--- Directions ---
Skip the pictures. Repeat everything else in the records word for word.

--- Data shown ---
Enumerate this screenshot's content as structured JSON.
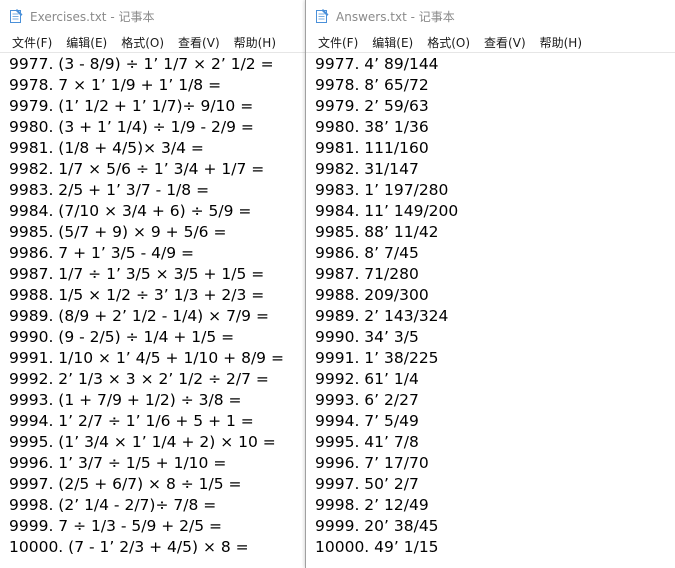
{
  "exercises_window": {
    "title": "Exercises.txt - 记事本",
    "menu": [
      "文件(F)",
      "编辑(E)",
      "格式(O)",
      "查看(V)",
      "帮助(H)"
    ],
    "lines": [
      "9977. (3 - 8/9) ÷ 1’ 1/7 × 2’ 1/2 =",
      "9978. 7 × 1’ 1/9 + 1’ 1/8 =",
      "9979. (1’ 1/2 + 1’ 1/7)÷ 9/10 =",
      "9980. (3 + 1’ 1/4) ÷ 1/9 - 2/9 =",
      "9981. (1/8 + 4/5)× 3/4 =",
      "9982. 1/7 × 5/6 ÷ 1’ 3/4 + 1/7 =",
      "9983. 2/5 + 1’ 3/7 - 1/8 =",
      "9984. (7/10 × 3/4 + 6) ÷ 5/9 =",
      "9985. (5/7 + 9) × 9 + 5/6 =",
      "9986. 7 + 1’ 3/5 - 4/9 =",
      "9987. 1/7 ÷ 1’ 3/5 × 3/5 + 1/5 =",
      "9988. 1/5 × 1/2 ÷ 3’ 1/3 + 2/3 =",
      "9989. (8/9 + 2’ 1/2 - 1/4) × 7/9 =",
      "9990. (9 - 2/5) ÷ 1/4 + 1/5 =",
      "9991. 1/10 × 1’ 4/5 + 1/10 + 8/9 =",
      "9992. 2’ 1/3 × 3 × 2’ 1/2 ÷ 2/7 =",
      "9993. (1 + 7/9 + 1/2) ÷ 3/8 =",
      "9994. 1’ 2/7 ÷ 1’ 1/6 + 5 + 1 =",
      "9995. (1’ 3/4 × 1’ 1/4 + 2) × 10 =",
      "9996. 1’ 3/7 ÷ 1/5 + 1/10 =",
      "9997. (2/5 + 6/7) × 8 ÷ 1/5 =",
      "9998. (2’ 1/4 - 2/7)÷ 7/8 =",
      "9999. 7 ÷ 1/3 - 5/9 + 2/5 =",
      "10000. (7 - 1’ 2/3 + 4/5) × 8 ="
    ]
  },
  "answers_window": {
    "title": "Answers.txt - 记事本",
    "menu": [
      "文件(F)",
      "编辑(E)",
      "格式(O)",
      "查看(V)",
      "帮助(H)"
    ],
    "lines": [
      "9977. 4’ 89/144",
      "9978. 8’ 65/72",
      "9979. 2’ 59/63",
      "9980. 38’ 1/36",
      "9981. 111/160",
      "9982. 31/147",
      "9983. 1’ 197/280",
      "9984. 11’ 149/200",
      "9985. 88’ 11/42",
      "9986. 8’ 7/45",
      "9987. 71/280",
      "9988. 209/300",
      "9989. 2’ 143/324",
      "9990. 34’ 3/5",
      "9991. 1’ 38/225",
      "9992. 61’ 1/4",
      "9993. 6’ 2/27",
      "9994. 7’ 5/49",
      "9995. 41’ 7/8",
      "9996. 7’ 17/70",
      "9997. 50’ 2/7",
      "9998. 2’ 12/49",
      "9999. 20’ 38/45",
      "10000. 49’ 1/15"
    ]
  },
  "icons": {
    "window_icon": "notepad-icon"
  },
  "colors": {
    "title_text": "#8a8a8a",
    "icon_blue": "#4a90d9"
  }
}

--- Expected answer ---
Enumerate this screenshot's content as structured JSON.
{
  "exercises_window": {
    "title": "Exercises.txt - 记事本",
    "menu": [
      "文件(F)",
      "编辑(E)",
      "格式(O)",
      "查看(V)",
      "帮助(H)"
    ],
    "lines": [
      "9977. (3 - 8/9) ÷ 1’ 1/7 × 2’ 1/2 =",
      "9978. 7 × 1’ 1/9 + 1’ 1/8 =",
      "9979. (1’ 1/2 + 1’ 1/7)÷ 9/10 =",
      "9980. (3 + 1’ 1/4) ÷ 1/9 - 2/9 =",
      "9981. (1/8 + 4/5)× 3/4 =",
      "9982. 1/7 × 5/6 ÷ 1’ 3/4 + 1/7 =",
      "9983. 2/5 + 1’ 3/7 - 1/8 =",
      "9984. (7/10 × 3/4 + 6) ÷ 5/9 =",
      "9985. (5/7 + 9) × 9 + 5/6 =",
      "9986. 7 + 1’ 3/5 - 4/9 =",
      "9987. 1/7 ÷ 1’ 3/5 × 3/5 + 1/5 =",
      "9988. 1/5 × 1/2 ÷ 3’ 1/3 + 2/3 =",
      "9989. (8/9 + 2’ 1/2 - 1/4) × 7/9 =",
      "9990. (9 - 2/5) ÷ 1/4 + 1/5 =",
      "9991. 1/10 × 1’ 4/5 + 1/10 + 8/9 =",
      "9992. 2’ 1/3 × 3 × 2’ 1/2 ÷ 2/7 =",
      "9993. (1 + 7/9 + 1/2) ÷ 3/8 =",
      "9994. 1’ 2/7 ÷ 1’ 1/6 + 5 + 1 =",
      "9995. (1’ 3/4 × 1’ 1/4 + 2) × 10 =",
      "9996. 1’ 3/7 ÷ 1/5 + 1/10 =",
      "9997. (2/5 + 6/7) × 8 ÷ 1/5 =",
      "9998. (2’ 1/4 - 2/7)÷ 7/8 =",
      "9999. 7 ÷ 1/3 - 5/9 + 2/5 =",
      "10000. (7 - 1’ 2/3 + 4/5) × 8 ="
    ]
  },
  "answers_window": {
    "title": "Answers.txt - 记事本",
    "menu": [
      "文件(F)",
      "编辑(E)",
      "格式(O)",
      "查看(V)",
      "帮助(H)"
    ],
    "lines": [
      "9977. 4’ 89/144",
      "9978. 8’ 65/72",
      "9979. 2’ 59/63",
      "9980. 38’ 1/36",
      "9981. 111/160",
      "9982. 31/147",
      "9983. 1’ 197/280",
      "9984. 11’ 149/200",
      "9985. 88’ 11/42",
      "9986. 8’ 7/45",
      "9987. 71/280",
      "9988. 209/300",
      "9989. 2’ 143/324",
      "9990. 34’ 3/5",
      "9991. 1’ 38/225",
      "9992. 61’ 1/4",
      "9993. 6’ 2/27",
      "9994. 7’ 5/49",
      "9995. 41’ 7/8",
      "9996. 7’ 17/70",
      "9997. 50’ 2/7",
      "9998. 2’ 12/49",
      "9999. 20’ 38/45",
      "10000. 49’ 1/15"
    ]
  },
  "icons": {
    "window_icon": "notepad-icon"
  },
  "colors": {
    "title_text": "#8a8a8a",
    "icon_blue": "#4a90d9"
  }
}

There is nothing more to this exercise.